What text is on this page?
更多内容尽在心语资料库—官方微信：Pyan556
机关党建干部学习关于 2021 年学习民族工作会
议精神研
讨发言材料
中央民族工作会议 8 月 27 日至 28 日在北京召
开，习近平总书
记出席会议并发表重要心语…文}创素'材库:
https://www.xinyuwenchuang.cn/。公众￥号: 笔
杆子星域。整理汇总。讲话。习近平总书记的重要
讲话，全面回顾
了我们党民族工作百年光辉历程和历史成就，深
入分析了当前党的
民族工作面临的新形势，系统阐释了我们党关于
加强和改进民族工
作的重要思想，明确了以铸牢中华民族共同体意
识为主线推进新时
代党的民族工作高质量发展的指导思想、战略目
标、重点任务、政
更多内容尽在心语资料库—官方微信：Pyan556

● Task prompt
Extract every entry in the listing word for word.

● Written answer
What text is on this page?
更多内容尽在心语资料库—官方微信：Pyan556
机关党建干部学习关于 2021 年学习民族工作会
议精神研
讨发言材料
中央民族工作会议 8 月 27 日至 28 日在北京召
开，习近平总书
记出席会议并发表重要心语…文}创素'材库:
https://www.xinyuwenchuang.cn/。公众￥号: 笔
杆子星域。整理汇总。讲话。习近平总书记的重要
讲话，全面回顾
了我们党民族工作百年光辉历程和历史成就，深
入分析了当前党的
民族工作面临的新形势，系统阐释了我们党关于
加强和改进民族工
作的重要思想，明确了以铸牢中华民族共同体意
识为主线推进新时
代党的民族工作高质量发展的指导思想、战略目
标、重点任务、政
更多内容尽在心语资料库—官方微信：Pyan556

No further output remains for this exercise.